>> BEGIN Exercise inputs
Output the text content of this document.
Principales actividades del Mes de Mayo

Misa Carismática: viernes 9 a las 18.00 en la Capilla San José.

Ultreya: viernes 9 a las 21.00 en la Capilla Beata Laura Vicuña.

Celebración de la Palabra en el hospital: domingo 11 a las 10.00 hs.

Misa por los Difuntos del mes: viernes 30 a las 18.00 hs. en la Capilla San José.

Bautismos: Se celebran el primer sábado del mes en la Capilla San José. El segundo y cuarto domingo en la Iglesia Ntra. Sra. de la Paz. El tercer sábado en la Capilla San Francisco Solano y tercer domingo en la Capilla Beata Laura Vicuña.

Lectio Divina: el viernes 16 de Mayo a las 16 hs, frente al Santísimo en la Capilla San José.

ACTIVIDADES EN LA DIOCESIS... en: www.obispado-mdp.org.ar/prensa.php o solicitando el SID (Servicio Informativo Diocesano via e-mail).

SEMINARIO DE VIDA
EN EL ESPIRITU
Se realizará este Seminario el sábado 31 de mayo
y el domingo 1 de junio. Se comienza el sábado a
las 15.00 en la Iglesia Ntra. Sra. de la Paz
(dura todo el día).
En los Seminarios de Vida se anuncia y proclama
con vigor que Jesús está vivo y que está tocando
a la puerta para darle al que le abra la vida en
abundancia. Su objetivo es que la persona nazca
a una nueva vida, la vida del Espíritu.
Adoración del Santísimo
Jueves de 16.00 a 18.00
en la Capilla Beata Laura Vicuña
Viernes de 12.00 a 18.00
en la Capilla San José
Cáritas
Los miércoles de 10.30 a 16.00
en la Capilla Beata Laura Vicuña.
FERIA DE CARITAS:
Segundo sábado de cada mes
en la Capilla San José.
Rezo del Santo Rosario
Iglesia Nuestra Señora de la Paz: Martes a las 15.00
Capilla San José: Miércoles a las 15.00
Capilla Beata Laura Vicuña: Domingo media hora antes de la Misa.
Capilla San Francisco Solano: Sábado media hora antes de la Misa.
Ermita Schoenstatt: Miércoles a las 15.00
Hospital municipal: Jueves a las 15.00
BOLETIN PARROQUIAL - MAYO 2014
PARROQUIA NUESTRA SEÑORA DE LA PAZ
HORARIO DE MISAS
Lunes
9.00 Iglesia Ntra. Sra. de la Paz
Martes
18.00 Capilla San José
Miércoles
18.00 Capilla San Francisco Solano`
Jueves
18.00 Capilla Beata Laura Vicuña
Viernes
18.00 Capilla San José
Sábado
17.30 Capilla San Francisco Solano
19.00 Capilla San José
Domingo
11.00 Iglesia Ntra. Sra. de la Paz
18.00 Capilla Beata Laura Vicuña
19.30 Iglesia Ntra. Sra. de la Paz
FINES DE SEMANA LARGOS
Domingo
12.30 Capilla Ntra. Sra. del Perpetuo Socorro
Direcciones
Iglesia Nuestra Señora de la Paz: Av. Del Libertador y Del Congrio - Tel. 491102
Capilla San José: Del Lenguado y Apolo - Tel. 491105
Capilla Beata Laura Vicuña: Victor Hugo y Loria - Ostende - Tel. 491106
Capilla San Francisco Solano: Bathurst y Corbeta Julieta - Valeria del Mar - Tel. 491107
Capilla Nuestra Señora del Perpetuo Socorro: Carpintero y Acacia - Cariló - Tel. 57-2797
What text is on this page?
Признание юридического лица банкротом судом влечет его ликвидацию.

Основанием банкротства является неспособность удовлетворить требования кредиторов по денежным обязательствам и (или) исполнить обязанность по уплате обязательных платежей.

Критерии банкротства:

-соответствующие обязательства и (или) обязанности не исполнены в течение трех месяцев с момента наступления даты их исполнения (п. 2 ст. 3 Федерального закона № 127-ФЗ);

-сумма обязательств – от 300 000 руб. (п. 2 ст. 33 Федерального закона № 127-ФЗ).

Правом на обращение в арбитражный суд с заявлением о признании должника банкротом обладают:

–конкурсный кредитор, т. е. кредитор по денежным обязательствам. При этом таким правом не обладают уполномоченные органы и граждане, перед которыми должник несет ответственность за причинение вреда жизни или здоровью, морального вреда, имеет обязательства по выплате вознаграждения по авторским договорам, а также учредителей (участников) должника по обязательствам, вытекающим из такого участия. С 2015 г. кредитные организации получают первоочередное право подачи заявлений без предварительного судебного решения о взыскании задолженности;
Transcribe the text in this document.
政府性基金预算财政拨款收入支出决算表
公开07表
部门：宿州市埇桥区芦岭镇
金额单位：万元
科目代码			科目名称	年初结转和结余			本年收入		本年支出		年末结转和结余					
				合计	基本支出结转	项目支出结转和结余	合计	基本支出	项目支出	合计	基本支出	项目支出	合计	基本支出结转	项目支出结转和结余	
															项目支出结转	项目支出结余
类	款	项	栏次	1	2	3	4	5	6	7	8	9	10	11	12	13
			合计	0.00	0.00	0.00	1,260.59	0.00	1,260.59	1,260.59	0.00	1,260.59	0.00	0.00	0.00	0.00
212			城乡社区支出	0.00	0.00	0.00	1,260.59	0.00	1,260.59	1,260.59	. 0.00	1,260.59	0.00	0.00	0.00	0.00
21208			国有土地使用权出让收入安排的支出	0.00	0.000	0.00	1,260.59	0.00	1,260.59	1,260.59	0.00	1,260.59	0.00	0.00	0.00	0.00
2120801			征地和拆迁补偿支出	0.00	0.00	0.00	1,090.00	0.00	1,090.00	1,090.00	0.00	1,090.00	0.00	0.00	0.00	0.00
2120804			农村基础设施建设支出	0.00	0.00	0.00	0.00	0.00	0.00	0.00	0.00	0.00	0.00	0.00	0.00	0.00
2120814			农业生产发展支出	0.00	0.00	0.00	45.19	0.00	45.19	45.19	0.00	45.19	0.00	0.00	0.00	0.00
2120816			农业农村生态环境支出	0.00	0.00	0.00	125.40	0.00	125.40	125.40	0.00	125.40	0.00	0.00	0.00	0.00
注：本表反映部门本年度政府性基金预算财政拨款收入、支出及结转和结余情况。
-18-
>> END Exercise inputs
--- Your objective ---
From the listing above, copy out each line where the word "antes" appears.

--- Written reply ---
Capilla Beata Laura Vicuña: Domingo media hora antes de la Misa.
Capilla San Francisco Solano: Sábado media hora antes de la Misa.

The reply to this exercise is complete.